[Source data]
..........

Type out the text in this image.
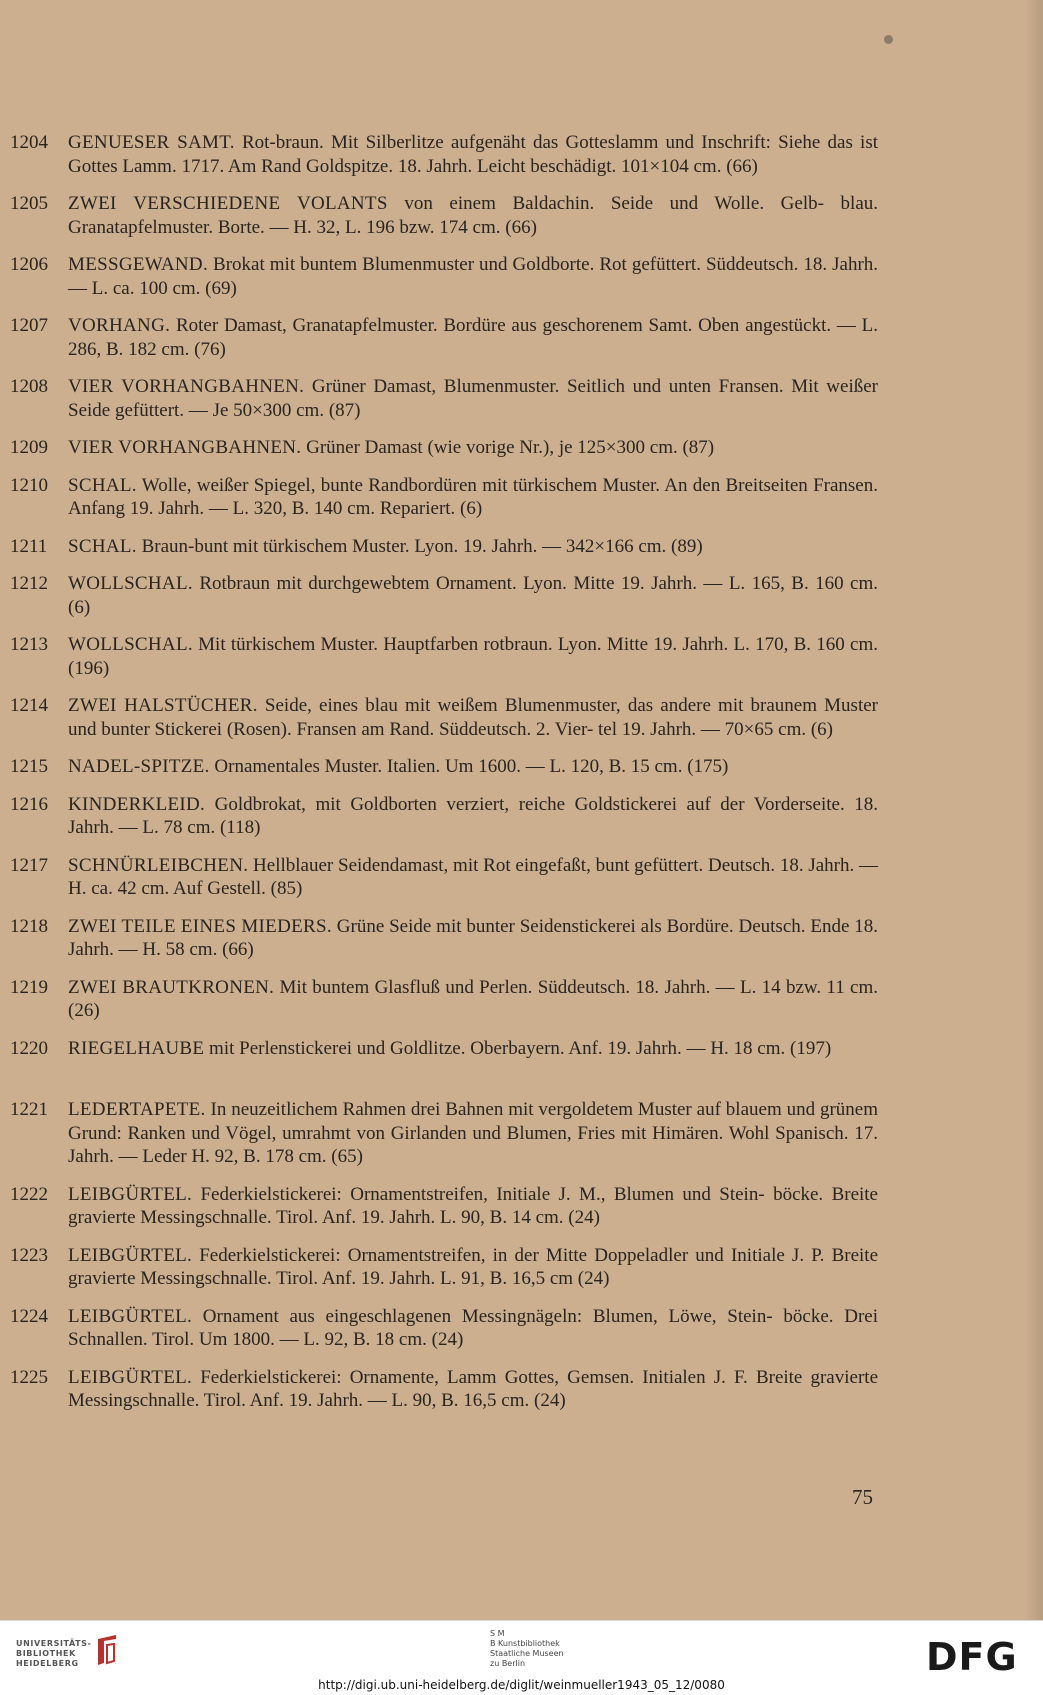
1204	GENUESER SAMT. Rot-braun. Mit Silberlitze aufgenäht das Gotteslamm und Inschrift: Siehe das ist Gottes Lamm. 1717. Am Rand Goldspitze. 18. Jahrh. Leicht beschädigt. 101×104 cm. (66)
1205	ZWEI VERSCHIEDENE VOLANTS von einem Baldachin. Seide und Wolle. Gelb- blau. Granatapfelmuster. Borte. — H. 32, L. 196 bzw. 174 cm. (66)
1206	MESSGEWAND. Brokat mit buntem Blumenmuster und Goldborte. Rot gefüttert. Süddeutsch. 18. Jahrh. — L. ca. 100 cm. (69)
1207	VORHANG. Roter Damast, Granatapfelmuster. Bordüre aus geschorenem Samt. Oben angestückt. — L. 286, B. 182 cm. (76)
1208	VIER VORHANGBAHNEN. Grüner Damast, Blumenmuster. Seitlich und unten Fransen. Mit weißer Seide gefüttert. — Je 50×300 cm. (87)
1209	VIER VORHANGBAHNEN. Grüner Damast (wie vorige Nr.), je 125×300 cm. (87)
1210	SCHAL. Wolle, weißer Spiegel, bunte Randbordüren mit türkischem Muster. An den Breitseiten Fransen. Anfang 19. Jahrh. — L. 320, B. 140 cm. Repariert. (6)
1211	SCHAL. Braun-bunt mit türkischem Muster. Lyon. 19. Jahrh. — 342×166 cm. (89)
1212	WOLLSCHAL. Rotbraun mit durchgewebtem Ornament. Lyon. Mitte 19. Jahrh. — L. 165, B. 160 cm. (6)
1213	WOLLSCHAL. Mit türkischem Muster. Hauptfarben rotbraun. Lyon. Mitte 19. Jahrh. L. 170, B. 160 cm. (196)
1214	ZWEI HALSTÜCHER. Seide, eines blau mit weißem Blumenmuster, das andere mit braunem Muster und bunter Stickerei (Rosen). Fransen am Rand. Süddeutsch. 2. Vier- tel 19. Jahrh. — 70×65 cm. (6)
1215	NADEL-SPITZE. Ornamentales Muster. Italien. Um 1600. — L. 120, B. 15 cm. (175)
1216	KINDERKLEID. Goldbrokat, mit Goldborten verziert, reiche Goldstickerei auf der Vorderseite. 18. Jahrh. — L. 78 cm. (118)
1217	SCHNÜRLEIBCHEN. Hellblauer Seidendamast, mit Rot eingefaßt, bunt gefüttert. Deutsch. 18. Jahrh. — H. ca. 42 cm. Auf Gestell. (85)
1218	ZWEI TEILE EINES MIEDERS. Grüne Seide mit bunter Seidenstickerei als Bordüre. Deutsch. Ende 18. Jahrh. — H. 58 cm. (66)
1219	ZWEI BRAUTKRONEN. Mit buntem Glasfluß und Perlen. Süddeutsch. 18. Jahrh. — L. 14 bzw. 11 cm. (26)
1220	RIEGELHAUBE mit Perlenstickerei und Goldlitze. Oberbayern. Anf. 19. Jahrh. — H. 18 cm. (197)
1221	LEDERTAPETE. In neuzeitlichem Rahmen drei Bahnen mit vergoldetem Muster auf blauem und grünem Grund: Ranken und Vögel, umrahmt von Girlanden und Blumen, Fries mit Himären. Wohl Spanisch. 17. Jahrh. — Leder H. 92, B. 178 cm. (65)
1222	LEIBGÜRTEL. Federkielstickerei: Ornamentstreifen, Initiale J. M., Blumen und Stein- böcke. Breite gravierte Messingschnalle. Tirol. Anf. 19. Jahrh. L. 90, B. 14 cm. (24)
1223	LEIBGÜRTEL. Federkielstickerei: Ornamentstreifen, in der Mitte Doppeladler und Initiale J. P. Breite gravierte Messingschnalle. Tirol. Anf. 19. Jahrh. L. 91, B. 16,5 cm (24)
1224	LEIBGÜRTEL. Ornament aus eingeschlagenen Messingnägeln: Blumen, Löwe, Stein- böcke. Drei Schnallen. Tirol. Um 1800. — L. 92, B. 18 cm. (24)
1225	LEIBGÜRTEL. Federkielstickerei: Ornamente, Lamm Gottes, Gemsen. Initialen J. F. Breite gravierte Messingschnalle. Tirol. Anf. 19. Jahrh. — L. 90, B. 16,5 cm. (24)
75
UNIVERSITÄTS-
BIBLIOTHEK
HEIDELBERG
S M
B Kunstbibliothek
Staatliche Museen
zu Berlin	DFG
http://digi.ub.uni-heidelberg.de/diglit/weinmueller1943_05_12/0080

..........

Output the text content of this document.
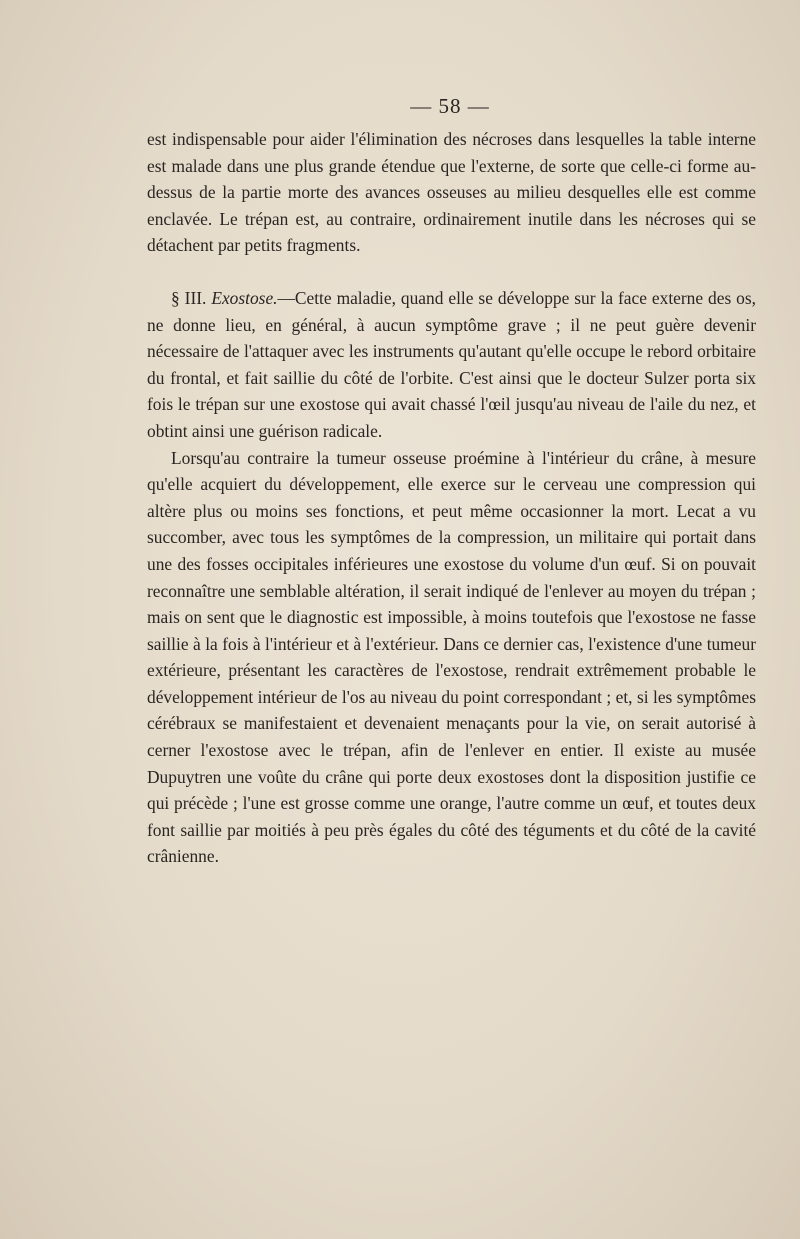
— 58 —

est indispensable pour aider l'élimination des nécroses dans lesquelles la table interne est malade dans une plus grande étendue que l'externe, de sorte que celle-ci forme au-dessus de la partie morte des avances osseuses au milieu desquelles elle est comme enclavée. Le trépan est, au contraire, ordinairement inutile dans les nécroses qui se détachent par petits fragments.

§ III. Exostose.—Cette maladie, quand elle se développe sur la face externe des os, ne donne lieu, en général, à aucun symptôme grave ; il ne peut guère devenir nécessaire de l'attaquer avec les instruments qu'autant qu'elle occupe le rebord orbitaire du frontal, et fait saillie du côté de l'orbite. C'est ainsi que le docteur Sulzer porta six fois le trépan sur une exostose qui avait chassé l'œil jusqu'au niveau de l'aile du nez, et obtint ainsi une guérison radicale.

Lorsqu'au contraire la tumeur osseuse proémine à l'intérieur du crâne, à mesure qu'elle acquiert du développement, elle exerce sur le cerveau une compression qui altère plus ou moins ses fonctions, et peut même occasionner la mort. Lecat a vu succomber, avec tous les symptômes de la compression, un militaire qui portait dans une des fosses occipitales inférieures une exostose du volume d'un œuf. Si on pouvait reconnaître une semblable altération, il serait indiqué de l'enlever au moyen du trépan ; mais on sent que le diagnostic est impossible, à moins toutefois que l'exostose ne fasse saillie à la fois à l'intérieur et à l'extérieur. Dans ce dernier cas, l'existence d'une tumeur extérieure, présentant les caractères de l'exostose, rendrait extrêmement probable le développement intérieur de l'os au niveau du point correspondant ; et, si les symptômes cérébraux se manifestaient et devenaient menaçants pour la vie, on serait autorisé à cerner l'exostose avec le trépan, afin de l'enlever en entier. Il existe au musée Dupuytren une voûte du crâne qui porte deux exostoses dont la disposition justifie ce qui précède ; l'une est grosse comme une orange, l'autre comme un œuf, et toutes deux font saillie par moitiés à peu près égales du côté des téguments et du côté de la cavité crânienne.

..........

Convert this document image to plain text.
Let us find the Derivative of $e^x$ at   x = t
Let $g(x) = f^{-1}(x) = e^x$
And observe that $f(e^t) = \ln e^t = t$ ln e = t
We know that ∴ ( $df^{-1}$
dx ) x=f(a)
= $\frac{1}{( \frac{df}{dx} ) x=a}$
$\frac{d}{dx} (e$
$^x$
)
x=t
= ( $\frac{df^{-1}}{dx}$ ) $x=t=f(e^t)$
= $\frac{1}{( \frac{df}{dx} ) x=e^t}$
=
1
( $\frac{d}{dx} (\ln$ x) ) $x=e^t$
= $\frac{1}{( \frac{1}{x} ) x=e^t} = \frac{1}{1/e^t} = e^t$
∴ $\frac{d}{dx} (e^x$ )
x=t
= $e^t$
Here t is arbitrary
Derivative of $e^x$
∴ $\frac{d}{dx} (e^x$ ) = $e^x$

..........

Count every line above that holds the word "türkischem", and state the number and nothing more.

3